---- SUPPLIED DATA

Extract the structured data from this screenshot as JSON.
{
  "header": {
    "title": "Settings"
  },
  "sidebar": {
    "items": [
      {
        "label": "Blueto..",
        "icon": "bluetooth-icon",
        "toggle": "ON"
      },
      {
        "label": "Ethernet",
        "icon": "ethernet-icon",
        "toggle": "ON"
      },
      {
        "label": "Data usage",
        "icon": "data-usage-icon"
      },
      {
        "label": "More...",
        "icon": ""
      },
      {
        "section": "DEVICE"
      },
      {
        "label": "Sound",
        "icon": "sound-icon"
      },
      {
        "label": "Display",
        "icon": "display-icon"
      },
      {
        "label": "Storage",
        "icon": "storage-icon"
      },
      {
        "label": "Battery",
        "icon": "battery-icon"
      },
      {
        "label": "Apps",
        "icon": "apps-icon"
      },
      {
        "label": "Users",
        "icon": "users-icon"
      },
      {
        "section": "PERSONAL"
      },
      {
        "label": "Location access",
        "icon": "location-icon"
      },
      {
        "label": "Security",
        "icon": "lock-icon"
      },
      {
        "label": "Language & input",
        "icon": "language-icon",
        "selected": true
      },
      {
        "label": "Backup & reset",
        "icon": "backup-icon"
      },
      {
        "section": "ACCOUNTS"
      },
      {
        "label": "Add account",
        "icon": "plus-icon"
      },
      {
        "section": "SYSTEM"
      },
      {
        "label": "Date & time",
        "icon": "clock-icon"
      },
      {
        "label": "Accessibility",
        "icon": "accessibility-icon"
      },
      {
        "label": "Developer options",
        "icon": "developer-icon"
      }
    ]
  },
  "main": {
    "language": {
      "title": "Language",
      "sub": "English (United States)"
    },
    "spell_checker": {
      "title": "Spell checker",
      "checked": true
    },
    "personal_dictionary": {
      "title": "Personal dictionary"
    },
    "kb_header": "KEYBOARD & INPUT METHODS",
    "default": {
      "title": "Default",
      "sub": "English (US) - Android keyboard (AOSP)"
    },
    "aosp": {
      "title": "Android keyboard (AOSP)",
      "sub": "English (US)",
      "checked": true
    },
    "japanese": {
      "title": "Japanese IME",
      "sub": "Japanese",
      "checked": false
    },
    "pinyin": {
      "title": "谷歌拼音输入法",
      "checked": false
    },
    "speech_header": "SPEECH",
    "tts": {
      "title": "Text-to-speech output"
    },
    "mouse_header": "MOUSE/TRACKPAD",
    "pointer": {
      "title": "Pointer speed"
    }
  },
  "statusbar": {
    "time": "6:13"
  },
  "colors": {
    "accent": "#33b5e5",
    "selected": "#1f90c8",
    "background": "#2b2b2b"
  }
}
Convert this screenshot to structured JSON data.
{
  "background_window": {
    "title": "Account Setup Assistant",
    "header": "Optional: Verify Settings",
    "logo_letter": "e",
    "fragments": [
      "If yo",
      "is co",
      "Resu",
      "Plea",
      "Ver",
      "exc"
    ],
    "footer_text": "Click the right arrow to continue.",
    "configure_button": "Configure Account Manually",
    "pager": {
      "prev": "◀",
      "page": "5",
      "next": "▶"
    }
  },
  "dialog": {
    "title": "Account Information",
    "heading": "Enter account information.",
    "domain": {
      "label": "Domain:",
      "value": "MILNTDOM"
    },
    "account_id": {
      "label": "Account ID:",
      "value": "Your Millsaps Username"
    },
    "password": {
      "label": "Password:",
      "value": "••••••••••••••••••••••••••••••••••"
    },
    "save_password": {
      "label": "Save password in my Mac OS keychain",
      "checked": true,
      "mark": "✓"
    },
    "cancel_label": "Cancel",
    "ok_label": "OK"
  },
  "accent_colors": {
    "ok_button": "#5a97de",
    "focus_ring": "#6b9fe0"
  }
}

--------

_WHAT IS NEEDED:_ All of the entries must be written out exactly as they stand.

_REPLY:_
Extract the structured data from this screenshot as JSON.
{
  "header": {
    "title": "Settings"
  },
  "sidebar": {
    "items": [
      {
        "label": "Blueto..",
        "icon": "bluetooth-icon",
        "toggle": "ON"
      },
      {
        "label": "Ethernet",
        "icon": "ethernet-icon",
        "toggle": "ON"
      },
      {
        "label": "Data usage",
        "icon": "data-usage-icon"
      },
      {
        "label": "More...",
        "icon": ""
      },
      {
        "section": "DEVICE"
      },
      {
        "label": "Sound",
        "icon": "sound-icon"
      },
      {
        "label": "Display",
        "icon": "display-icon"
      },
      {
        "label": "Storage",
        "icon": "storage-icon"
      },
      {
        "label": "Battery",
        "icon": "battery-icon"
      },
      {
        "label": "Apps",
        "icon": "apps-icon"
      },
      {
        "label": "Users",
        "icon": "users-icon"
      },
      {
        "section": "PERSONAL"
      },
      {
        "label": "Location access",
        "icon": "location-icon"
      },
      {
        "label": "Security",
        "icon": "lock-icon"
      },
      {
        "label": "Language & input",
        "icon": "language-icon",
        "selected": true
      },
      {
        "label": "Backup & reset",
        "icon": "backup-icon"
      },
      {
        "section": "ACCOUNTS"
      },
      {
        "label": "Add account",
        "icon": "plus-icon"
      },
      {
        "section": "SYSTEM"
      },
      {
        "label": "Date & time",
        "icon": "clock-icon"
      },
      {
        "label": "Accessibility",
        "icon": "accessibility-icon"
      },
      {
        "label": "Developer options",
        "icon": "developer-icon"
      }
    ]
  },
  "main": {
    "language": {
      "title": "Language",
      "sub": "English (United States)"
    },
    "spell_checker": {
      "title": "Spell checker",
      "checked": true
    },
    "personal_dictionary": {
      "title": "Personal dictionary"
    },
    "kb_header": "KEYBOARD & INPUT METHODS",
    "default": {
      "title": "Default",
      "sub": "English (US) - Android keyboard (AOSP)"
    },
    "aosp": {
      "title": "Android keyboard (AOSP)",
      "sub": "English (US)",
      "checked": true
    },
    "japanese": {
      "title": "Japanese IME",
      "sub": "Japanese",
      "checked": false
    },
    "pinyin": {
      "title": "谷歌拼音输入法",
      "checked": false
    },
    "speech_header": "SPEECH",
    "tts": {
      "title": "Text-to-speech output"
    },
    "mouse_header": "MOUSE/TRACKPAD",
    "pointer": {
      "title": "Pointer speed"
    }
  },
  "statusbar": {
    "time": "6:13"
  },
  "colors": {
    "accent": "#33b5e5",
    "selected": "#1f90c8",
    "background": "#2b2b2b"
  }
}
Convert this screenshot to structured JSON data.
{
  "background_window": {
    "title": "Account Setup Assistant",
    "header": "Optional: Verify Settings",
    "logo_letter": "e",
    "fragments": [
      "If yo",
      "is co",
      "Resu",
      "Plea",
      "Ver",
      "exc"
    ],
    "footer_text": "Click the right arrow to continue.",
    "configure_button": "Configure Account Manually",
    "pager": {
      "prev": "◀",
      "page": "5",
      "next": "▶"
    }
  },
  "dialog": {
    "title": "Account Information",
    "heading": "Enter account information.",
    "domain": {
      "label": "Domain:",
      "value": "MILNTDOM"
    },
    "account_id": {
      "label": "Account ID:",
      "value": "Your Millsaps Username"
    },
    "password": {
      "label": "Password:",
      "value": "••••••••••••••••••••••••••••••••••"
    },
    "save_password": {
      "label": "Save password in my Mac OS keychain",
      "checked": true,
      "mark": "✓"
    },
    "cancel_label": "Cancel",
    "ok_label": "OK"
  },
  "accent_colors": {
    "ok_button": "#5a97de",
    "focus_ring": "#6b9fe0"
  }
}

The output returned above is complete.